*Problem details*:
Output the rows below verbatim, from the line containing "nav-bar: ← →" through the line containing "tab-tuto-plickers[interactable]: tuto plickers", both included, and nothing else.

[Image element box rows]
-=-=-=-=-

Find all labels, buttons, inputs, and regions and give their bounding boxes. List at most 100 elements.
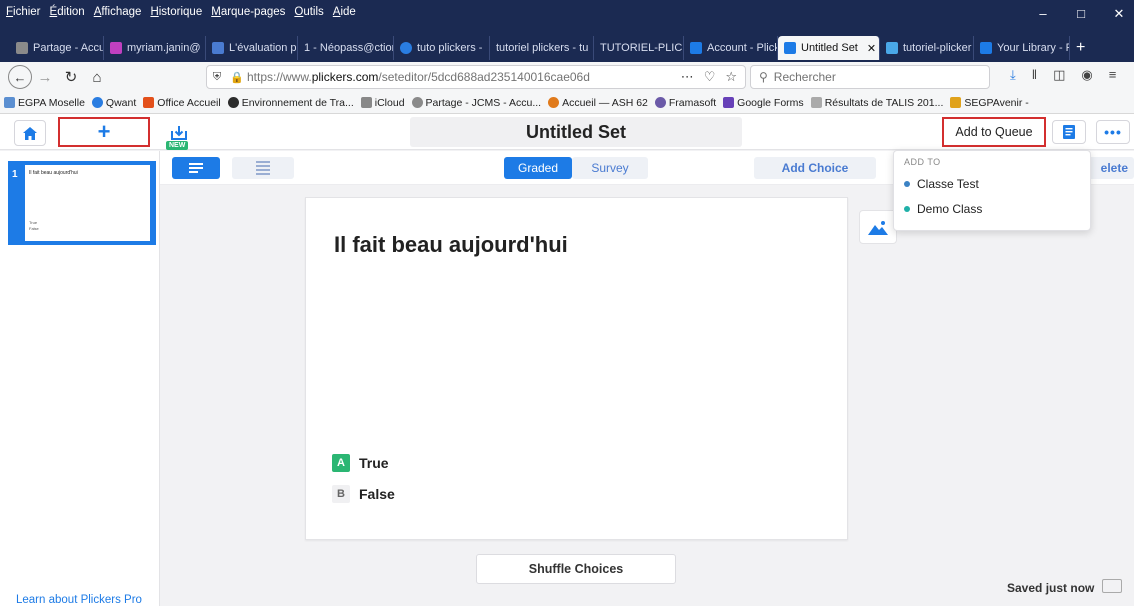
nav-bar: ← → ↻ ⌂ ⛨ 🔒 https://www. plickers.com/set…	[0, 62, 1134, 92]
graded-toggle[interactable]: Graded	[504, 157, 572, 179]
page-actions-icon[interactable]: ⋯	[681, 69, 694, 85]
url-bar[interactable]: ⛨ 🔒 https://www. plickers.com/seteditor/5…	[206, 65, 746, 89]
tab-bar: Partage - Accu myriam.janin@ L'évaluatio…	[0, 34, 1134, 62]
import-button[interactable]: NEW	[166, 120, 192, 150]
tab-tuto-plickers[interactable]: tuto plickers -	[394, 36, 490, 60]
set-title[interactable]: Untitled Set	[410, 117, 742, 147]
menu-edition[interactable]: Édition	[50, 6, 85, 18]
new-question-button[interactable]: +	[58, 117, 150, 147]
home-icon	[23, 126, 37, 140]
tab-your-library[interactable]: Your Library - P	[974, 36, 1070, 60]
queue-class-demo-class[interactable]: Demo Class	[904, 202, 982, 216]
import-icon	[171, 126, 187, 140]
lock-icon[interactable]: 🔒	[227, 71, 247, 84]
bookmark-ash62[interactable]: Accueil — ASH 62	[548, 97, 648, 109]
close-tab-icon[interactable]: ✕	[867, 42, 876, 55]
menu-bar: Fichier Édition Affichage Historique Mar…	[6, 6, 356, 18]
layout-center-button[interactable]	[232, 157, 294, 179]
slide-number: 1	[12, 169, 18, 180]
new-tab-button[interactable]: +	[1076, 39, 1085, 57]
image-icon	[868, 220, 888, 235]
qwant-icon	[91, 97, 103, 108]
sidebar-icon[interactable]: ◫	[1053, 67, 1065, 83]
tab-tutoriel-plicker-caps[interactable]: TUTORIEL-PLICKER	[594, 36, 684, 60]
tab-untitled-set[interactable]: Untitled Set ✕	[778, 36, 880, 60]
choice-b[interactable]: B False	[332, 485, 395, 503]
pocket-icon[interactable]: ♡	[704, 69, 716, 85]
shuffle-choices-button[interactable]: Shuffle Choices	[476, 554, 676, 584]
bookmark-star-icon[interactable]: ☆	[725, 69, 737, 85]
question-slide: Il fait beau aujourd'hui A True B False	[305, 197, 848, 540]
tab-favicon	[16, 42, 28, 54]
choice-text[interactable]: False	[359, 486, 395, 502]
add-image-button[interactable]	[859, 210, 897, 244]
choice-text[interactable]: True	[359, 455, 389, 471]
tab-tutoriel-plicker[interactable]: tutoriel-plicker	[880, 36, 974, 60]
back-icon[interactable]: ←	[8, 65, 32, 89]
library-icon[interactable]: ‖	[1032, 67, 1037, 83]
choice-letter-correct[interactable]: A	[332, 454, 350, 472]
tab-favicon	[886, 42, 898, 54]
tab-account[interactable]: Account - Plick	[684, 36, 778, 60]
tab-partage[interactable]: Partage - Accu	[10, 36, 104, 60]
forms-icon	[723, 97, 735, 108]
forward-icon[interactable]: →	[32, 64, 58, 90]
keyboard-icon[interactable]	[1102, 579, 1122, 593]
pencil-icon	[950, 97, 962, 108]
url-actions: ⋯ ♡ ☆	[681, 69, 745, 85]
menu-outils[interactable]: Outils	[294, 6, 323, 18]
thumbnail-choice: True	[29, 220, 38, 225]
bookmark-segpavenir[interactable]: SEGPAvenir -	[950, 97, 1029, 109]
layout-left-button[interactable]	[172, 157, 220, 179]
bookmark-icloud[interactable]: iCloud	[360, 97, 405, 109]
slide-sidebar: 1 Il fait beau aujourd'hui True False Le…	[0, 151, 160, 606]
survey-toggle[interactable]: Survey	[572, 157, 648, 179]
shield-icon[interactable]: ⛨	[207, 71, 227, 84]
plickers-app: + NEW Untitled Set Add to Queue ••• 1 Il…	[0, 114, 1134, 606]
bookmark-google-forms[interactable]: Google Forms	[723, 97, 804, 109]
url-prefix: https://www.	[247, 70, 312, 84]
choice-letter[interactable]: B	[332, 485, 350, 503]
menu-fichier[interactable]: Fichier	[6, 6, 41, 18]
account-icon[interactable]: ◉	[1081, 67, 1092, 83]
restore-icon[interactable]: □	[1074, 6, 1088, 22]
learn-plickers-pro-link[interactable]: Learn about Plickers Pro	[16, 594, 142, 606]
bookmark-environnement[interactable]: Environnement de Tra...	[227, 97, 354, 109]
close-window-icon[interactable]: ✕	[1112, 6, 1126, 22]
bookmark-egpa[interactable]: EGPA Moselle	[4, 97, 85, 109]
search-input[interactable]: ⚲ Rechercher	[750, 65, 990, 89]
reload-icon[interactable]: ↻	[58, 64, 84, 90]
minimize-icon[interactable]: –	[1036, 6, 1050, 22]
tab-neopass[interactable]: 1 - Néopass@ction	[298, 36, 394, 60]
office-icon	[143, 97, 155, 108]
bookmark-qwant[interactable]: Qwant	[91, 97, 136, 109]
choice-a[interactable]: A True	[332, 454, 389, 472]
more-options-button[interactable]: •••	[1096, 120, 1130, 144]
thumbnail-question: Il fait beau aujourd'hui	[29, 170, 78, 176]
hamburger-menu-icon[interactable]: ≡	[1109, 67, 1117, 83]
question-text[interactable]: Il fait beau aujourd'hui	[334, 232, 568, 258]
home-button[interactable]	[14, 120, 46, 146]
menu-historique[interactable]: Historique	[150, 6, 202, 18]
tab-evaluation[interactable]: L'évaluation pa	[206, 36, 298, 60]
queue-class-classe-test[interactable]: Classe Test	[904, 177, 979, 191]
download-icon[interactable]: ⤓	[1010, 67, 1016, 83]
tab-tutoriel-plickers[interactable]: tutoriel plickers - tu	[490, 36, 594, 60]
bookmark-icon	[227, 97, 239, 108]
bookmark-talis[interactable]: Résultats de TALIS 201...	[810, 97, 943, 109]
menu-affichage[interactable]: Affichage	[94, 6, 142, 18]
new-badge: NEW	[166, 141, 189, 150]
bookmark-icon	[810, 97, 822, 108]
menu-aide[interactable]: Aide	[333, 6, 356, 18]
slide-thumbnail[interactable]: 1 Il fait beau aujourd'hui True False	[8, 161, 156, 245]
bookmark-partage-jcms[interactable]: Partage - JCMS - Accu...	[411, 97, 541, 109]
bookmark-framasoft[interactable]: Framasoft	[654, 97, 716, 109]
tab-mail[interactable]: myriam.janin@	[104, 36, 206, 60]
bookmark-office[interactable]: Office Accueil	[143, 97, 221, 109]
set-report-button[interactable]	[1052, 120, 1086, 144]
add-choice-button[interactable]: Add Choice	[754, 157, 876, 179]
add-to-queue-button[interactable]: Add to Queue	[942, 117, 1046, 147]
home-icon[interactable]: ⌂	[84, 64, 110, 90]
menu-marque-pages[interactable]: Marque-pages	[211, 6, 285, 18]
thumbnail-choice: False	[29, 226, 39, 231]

-=-=-=-=-

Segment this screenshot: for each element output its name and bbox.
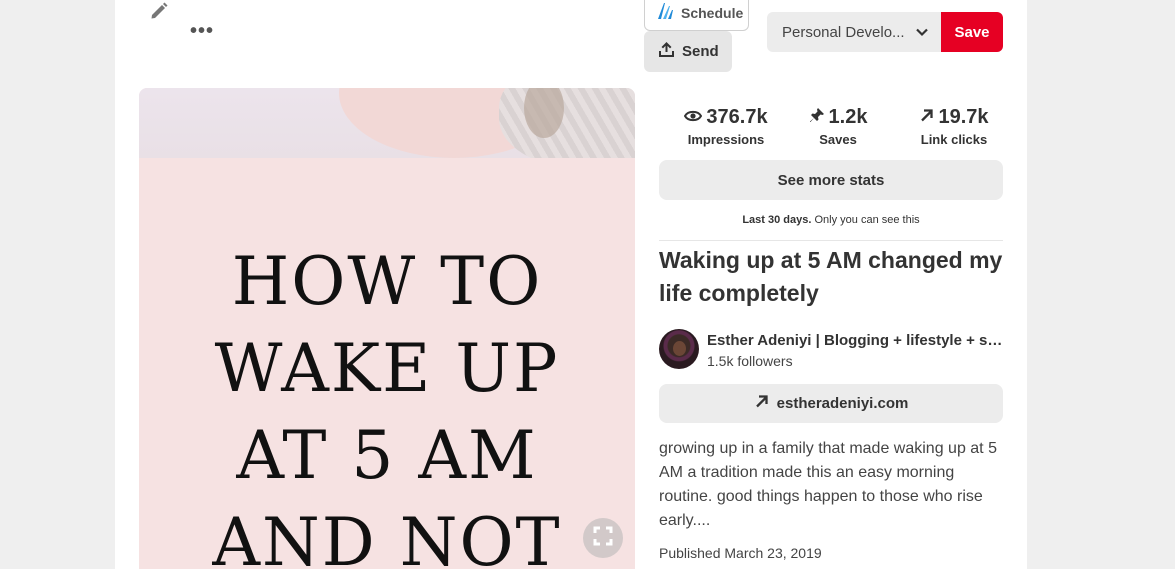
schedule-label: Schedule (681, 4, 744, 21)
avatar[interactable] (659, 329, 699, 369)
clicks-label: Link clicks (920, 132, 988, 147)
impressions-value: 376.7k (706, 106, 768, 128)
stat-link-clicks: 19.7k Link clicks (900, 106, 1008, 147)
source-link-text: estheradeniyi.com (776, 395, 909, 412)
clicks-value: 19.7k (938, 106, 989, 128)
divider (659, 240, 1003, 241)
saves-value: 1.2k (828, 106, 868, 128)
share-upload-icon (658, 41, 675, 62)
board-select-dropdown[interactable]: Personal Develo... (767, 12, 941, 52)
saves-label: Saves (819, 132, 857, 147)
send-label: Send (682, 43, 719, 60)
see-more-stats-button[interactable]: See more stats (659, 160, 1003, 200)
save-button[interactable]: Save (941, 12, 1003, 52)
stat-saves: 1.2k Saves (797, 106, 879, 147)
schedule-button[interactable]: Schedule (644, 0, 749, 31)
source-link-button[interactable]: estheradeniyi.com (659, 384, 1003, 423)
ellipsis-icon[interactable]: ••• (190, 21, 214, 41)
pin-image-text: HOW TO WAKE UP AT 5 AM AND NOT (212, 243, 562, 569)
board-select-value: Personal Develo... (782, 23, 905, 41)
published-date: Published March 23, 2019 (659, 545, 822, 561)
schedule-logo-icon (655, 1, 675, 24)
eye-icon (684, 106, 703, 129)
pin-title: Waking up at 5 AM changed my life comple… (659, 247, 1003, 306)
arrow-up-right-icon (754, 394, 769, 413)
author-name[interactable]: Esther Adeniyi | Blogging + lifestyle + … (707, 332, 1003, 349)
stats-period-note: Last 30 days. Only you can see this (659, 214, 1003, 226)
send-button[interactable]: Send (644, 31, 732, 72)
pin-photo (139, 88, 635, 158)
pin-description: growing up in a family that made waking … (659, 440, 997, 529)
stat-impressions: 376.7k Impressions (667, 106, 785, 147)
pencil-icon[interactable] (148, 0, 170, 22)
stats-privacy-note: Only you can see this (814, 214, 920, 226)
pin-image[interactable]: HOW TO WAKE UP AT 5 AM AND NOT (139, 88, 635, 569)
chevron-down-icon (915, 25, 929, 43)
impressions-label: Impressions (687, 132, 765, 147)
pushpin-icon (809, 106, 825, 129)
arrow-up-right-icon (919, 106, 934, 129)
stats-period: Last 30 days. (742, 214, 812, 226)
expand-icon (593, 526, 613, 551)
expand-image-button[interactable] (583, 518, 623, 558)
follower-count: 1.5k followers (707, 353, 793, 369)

-=-=-=-=-

*Reply to the exercise*:
nav-bar: ← → ↻ ⌂ ⛨ 🔒 https://www. plickers.com/set…	[0, 62, 1134, 92]
graded-toggle[interactable]: Graded	[504, 157, 572, 179]
page-actions-icon[interactable]: ⋯	[681, 69, 694, 85]
url-bar[interactable]: ⛨ 🔒 https://www. plickers.com/seteditor/5…	[206, 65, 746, 89]
tab-bar: Partage - Accu myriam.janin@ L'évaluatio…	[0, 34, 1134, 62]
import-button[interactable]: NEW	[166, 120, 192, 150]
tab-tuto-plickers[interactable]: tuto plickers -	[394, 36, 490, 60]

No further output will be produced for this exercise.